══ Material to process
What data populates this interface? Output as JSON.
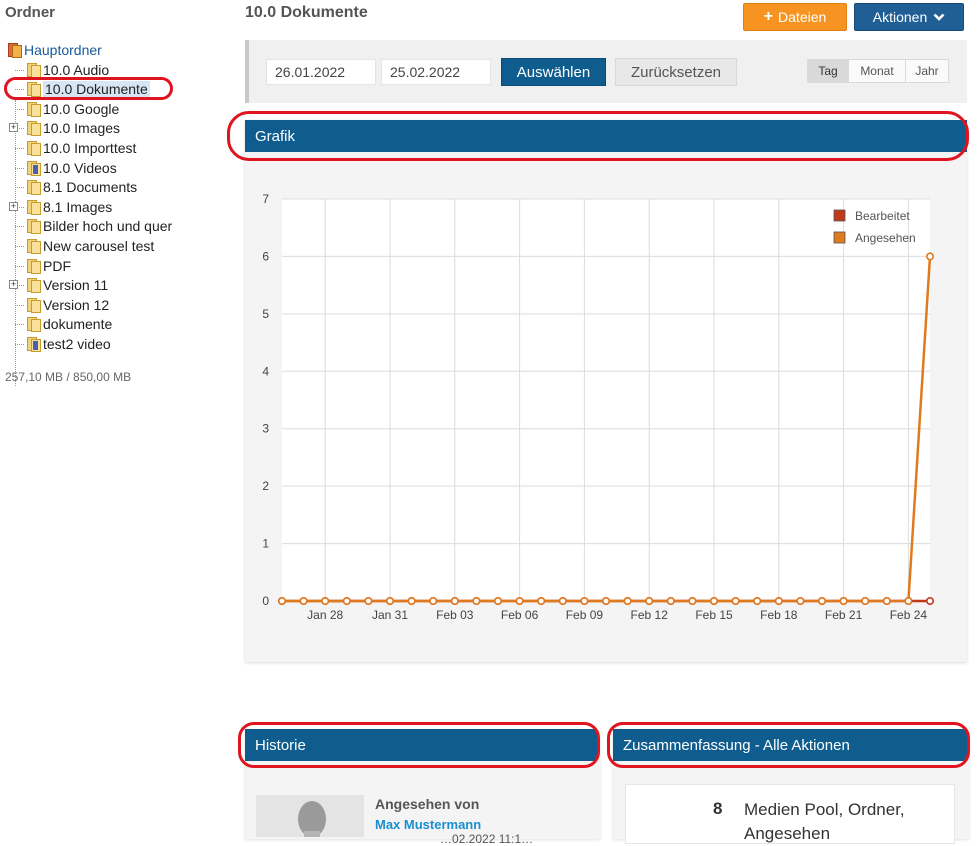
{
  "sidebar": {
    "title": "Ordner",
    "root_label": "Hauptordner",
    "items": [
      {
        "label": "10.0 Audio",
        "icon": "folder-icon",
        "expandable": false
      },
      {
        "label": "10.0 Dokumente",
        "icon": "folder-icon",
        "expandable": false,
        "selected": true
      },
      {
        "label": "10.0 Google",
        "icon": "folder-icon",
        "expandable": false
      },
      {
        "label": "10.0 Images",
        "icon": "folder-icon",
        "expandable": true
      },
      {
        "label": "10.0 Importtest",
        "icon": "folder-icon",
        "expandable": false
      },
      {
        "label": "10.0 Videos",
        "icon": "video-folder-icon",
        "expandable": false
      },
      {
        "label": "8.1 Documents",
        "icon": "folder-icon",
        "expandable": false
      },
      {
        "label": "8.1 Images",
        "icon": "folder-icon",
        "expandable": true
      },
      {
        "label": "Bilder hoch und quer",
        "icon": "folder-icon",
        "expandable": false
      },
      {
        "label": "New carousel test",
        "icon": "folder-icon",
        "expandable": false
      },
      {
        "label": "PDF",
        "icon": "folder-icon",
        "expandable": false
      },
      {
        "label": "Version 11",
        "icon": "folder-icon",
        "expandable": true
      },
      {
        "label": "Version 12",
        "icon": "folder-icon",
        "expandable": false
      },
      {
        "label": "dokumente",
        "icon": "folder-icon",
        "expandable": false
      },
      {
        "label": "test2 video",
        "icon": "video-folder-icon",
        "expandable": false
      }
    ],
    "quota": "257,10 MB / 850,00 MB"
  },
  "header": {
    "title": "10.0 Dokumente",
    "add_files_label": "Dateien",
    "actions_label": "Aktionen"
  },
  "filter": {
    "date_from": "26.01.2022",
    "date_to": "25.02.2022",
    "select_label": "Auswählen",
    "reset_label": "Zurücksetzen",
    "granularity": [
      "Tag",
      "Monat",
      "Jahr"
    ],
    "active_granularity": "Tag"
  },
  "grafik": {
    "title": "Grafik"
  },
  "chart_data": {
    "type": "line",
    "x_tick_labels": [
      "Jan 28",
      "Jan 31",
      "Feb 03",
      "Feb 06",
      "Feb 09",
      "Feb 12",
      "Feb 15",
      "Feb 18",
      "Feb 21",
      "Feb 24"
    ],
    "x": [
      "Jan 26",
      "Jan 27",
      "Jan 28",
      "Jan 29",
      "Jan 30",
      "Jan 31",
      "Feb 01",
      "Feb 02",
      "Feb 03",
      "Feb 04",
      "Feb 05",
      "Feb 06",
      "Feb 07",
      "Feb 08",
      "Feb 09",
      "Feb 10",
      "Feb 11",
      "Feb 12",
      "Feb 13",
      "Feb 14",
      "Feb 15",
      "Feb 16",
      "Feb 17",
      "Feb 18",
      "Feb 19",
      "Feb 20",
      "Feb 21",
      "Feb 22",
      "Feb 23",
      "Feb 24",
      "Feb 25"
    ],
    "series": [
      {
        "name": "Bearbeitet",
        "color": "#c0391b",
        "values": [
          0,
          0,
          0,
          0,
          0,
          0,
          0,
          0,
          0,
          0,
          0,
          0,
          0,
          0,
          0,
          0,
          0,
          0,
          0,
          0,
          0,
          0,
          0,
          0,
          0,
          0,
          0,
          0,
          0,
          0,
          0
        ]
      },
      {
        "name": "Angesehen",
        "color": "#e07a1f",
        "values": [
          0,
          0,
          0,
          0,
          0,
          0,
          0,
          0,
          0,
          0,
          0,
          0,
          0,
          0,
          0,
          0,
          0,
          0,
          0,
          0,
          0,
          0,
          0,
          0,
          0,
          0,
          0,
          0,
          0,
          0,
          6
        ]
      }
    ],
    "ylim": [
      0,
      7
    ],
    "y_ticks": [
      0,
      1,
      2,
      3,
      4,
      5,
      6,
      7
    ],
    "grid": true,
    "legend": "top-right"
  },
  "historie": {
    "title": "Historie",
    "entry_label": "Angesehen von",
    "entry_user": "Max Mustermann",
    "entry_time": "…02.2022 11:1…"
  },
  "summary": {
    "title": "Zusammenfassung - Alle Aktionen",
    "count": "8",
    "text": "Medien Pool, Ordner, Angesehen"
  },
  "colors": {
    "header_blue": "#0f5c8f",
    "orange_button": "#f79421",
    "highlight_ring": "#e0141e"
  }
}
════
Exercise requirements
Output the entries above exactly. Drop the pictures.

Exercise output
What data populates this interface? Output as JSON.
{
  "sidebar": {
    "title": "Ordner",
    "root_label": "Hauptordner",
    "items": [
      {
        "label": "10.0 Audio",
        "icon": "folder-icon",
        "expandable": false
      },
      {
        "label": "10.0 Dokumente",
        "icon": "folder-icon",
        "expandable": false,
        "selected": true
      },
      {
        "label": "10.0 Google",
        "icon": "folder-icon",
        "expandable": false
      },
      {
        "label": "10.0 Images",
        "icon": "folder-icon",
        "expandable": true
      },
      {
        "label": "10.0 Importtest",
        "icon": "folder-icon",
        "expandable": false
      },
      {
        "label": "10.0 Videos",
        "icon": "video-folder-icon",
        "expandable": false
      },
      {
        "label": "8.1 Documents",
        "icon": "folder-icon",
        "expandable": false
      },
      {
        "label": "8.1 Images",
        "icon": "folder-icon",
        "expandable": true
      },
      {
        "label": "Bilder hoch und quer",
        "icon": "folder-icon",
        "expandable": false
      },
      {
        "label": "New carousel test",
        "icon": "folder-icon",
        "expandable": false
      },
      {
        "label": "PDF",
        "icon": "folder-icon",
        "expandable": false
      },
      {
        "label": "Version 11",
        "icon": "folder-icon",
        "expandable": true
      },
      {
        "label": "Version 12",
        "icon": "folder-icon",
        "expandable": false
      },
      {
        "label": "dokumente",
        "icon": "folder-icon",
        "expandable": false
      },
      {
        "label": "test2 video",
        "icon": "video-folder-icon",
        "expandable": false
      }
    ],
    "quota": "257,10 MB / 850,00 MB"
  },
  "header": {
    "title": "10.0 Dokumente",
    "add_files_label": "Dateien",
    "actions_label": "Aktionen"
  },
  "filter": {
    "date_from": "26.01.2022",
    "date_to": "25.02.2022",
    "select_label": "Auswählen",
    "reset_label": "Zurücksetzen",
    "granularity": [
      "Tag",
      "Monat",
      "Jahr"
    ],
    "active_granularity": "Tag"
  },
  "grafik": {
    "title": "Grafik"
  },
  "chart_data": {
    "type": "line",
    "x_tick_labels": [
      "Jan 28",
      "Jan 31",
      "Feb 03",
      "Feb 06",
      "Feb 09",
      "Feb 12",
      "Feb 15",
      "Feb 18",
      "Feb 21",
      "Feb 24"
    ],
    "x": [
      "Jan 26",
      "Jan 27",
      "Jan 28",
      "Jan 29",
      "Jan 30",
      "Jan 31",
      "Feb 01",
      "Feb 02",
      "Feb 03",
      "Feb 04",
      "Feb 05",
      "Feb 06",
      "Feb 07",
      "Feb 08",
      "Feb 09",
      "Feb 10",
      "Feb 11",
      "Feb 12",
      "Feb 13",
      "Feb 14",
      "Feb 15",
      "Feb 16",
      "Feb 17",
      "Feb 18",
      "Feb 19",
      "Feb 20",
      "Feb 21",
      "Feb 22",
      "Feb 23",
      "Feb 24",
      "Feb 25"
    ],
    "series": [
      {
        "name": "Bearbeitet",
        "color": "#c0391b",
        "values": [
          0,
          0,
          0,
          0,
          0,
          0,
          0,
          0,
          0,
          0,
          0,
          0,
          0,
          0,
          0,
          0,
          0,
          0,
          0,
          0,
          0,
          0,
          0,
          0,
          0,
          0,
          0,
          0,
          0,
          0,
          0
        ]
      },
      {
        "name": "Angesehen",
        "color": "#e07a1f",
        "values": [
          0,
          0,
          0,
          0,
          0,
          0,
          0,
          0,
          0,
          0,
          0,
          0,
          0,
          0,
          0,
          0,
          0,
          0,
          0,
          0,
          0,
          0,
          0,
          0,
          0,
          0,
          0,
          0,
          0,
          0,
          6
        ]
      }
    ],
    "ylim": [
      0,
      7
    ],
    "y_ticks": [
      0,
      1,
      2,
      3,
      4,
      5,
      6,
      7
    ],
    "grid": true,
    "legend": "top-right"
  },
  "historie": {
    "title": "Historie",
    "entry_label": "Angesehen von",
    "entry_user": "Max Mustermann",
    "entry_time": "…02.2022 11:1…"
  },
  "summary": {
    "title": "Zusammenfassung - Alle Aktionen",
    "count": "8",
    "text": "Medien Pool, Ordner, Angesehen"
  },
  "colors": {
    "header_blue": "#0f5c8f",
    "orange_button": "#f79421",
    "highlight_ring": "#e0141e"
  }
}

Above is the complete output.